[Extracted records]
** start **

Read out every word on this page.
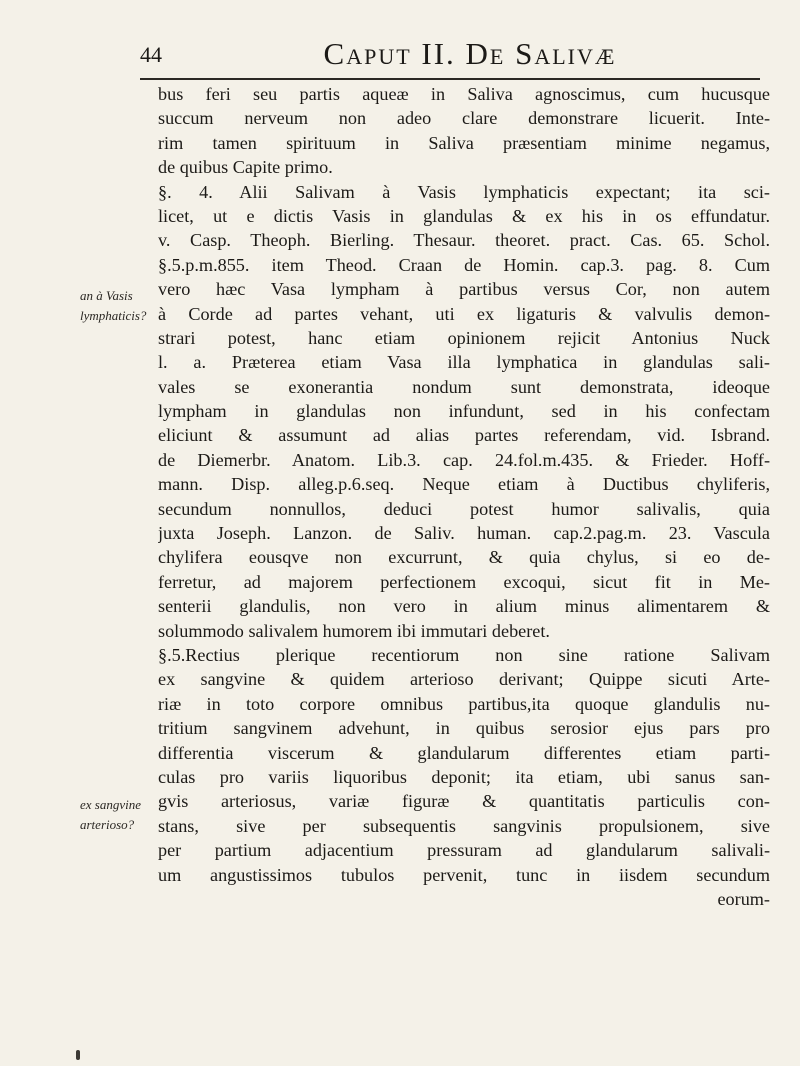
44	Caput II. De Salivæ
an à Vasis lymphaticis?
ex sangvine arterioso?
bus feri seu partis aqueæ in Saliva agnoscimus, cum hucusque
succum nerveum non adeo clare demonstrare licuerit. Inte-
rim tamen spirituum in Saliva præsentiam minime negamus,
de quibus Capite primo.
§. 4. Alii Salivam à Vasis lymphaticis expectant; ita sci-
licet, ut e dictis Vasis in glandulas & ex his in os effundatur.
v. Casp. Theoph. Bierling. Thesaur. theoret. pract. Cas. 65. Schol.
§.5.p.m.855. item Theod. Craan de Homin. cap.3. pag. 8. Cum
vero hæc Vasa lympham à partibus versus Cor, non autem
à Corde ad partes vehant, uti ex ligaturis & valvulis demon-
strari potest, hanc etiam opinionem rejicit Antonius Nuck
l. a. Præterea etiam Vasa illa lymphatica in glandulas sali-
vales se exonerantia nondum sunt demonstrata, ideoque
lympham in glandulas non infundunt, sed in his confectam
eliciunt & assumunt ad alias partes referendam, vid. Isbrand.
de Diemerbr. Anatom. Lib.3. cap. 24.fol.m.435. & Frieder. Hoff-
mann. Disp. alleg.p.6.seq. Neque etiam à Ductibus chyliferis,
secundum nonnullos, deduci potest humor salivalis, quia
juxta Joseph. Lanzon. de Saliv. human. cap.2.pag.m. 23. Vascula
chylifera eousqve non excurrunt, & quia chylus, si eo de-
ferretur, ad majorem perfectionem excoqui, sicut fit in Me-
senterii glandulis, non vero in alium minus alimentarem &
solummodo salivalem humorem ibi immutari deberet.
§.5.Rectius plerique recentiorum non sine ratione Salivam
ex sangvine & quidem arterioso derivant; Quippe sicuti Arte-
riæ in toto corpore omnibus partibus,ita quoque glandulis nu-
tritium sangvinem advehunt, in quibus serosior ejus pars pro
differentia viscerum & glandularum differentes etiam parti-
culas pro variis liquoribus deponit; ita etiam, ubi sanus san-
gvis arteriosus, variæ figuræ & quantitatis particulis con-
stans, sive per subsequentis sangvinis propulsionem, sive
per partium adjacentium pressuram ad glandularum salivali-
um angustissimos tubulos pervenit, tunc in iisdem secundum
eorum-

** end **

EXERCISE DETAILS -> Return only the number of lines in the data above that include the word "Vasa".

SOLUTION TO THIS PROBLEM -> 2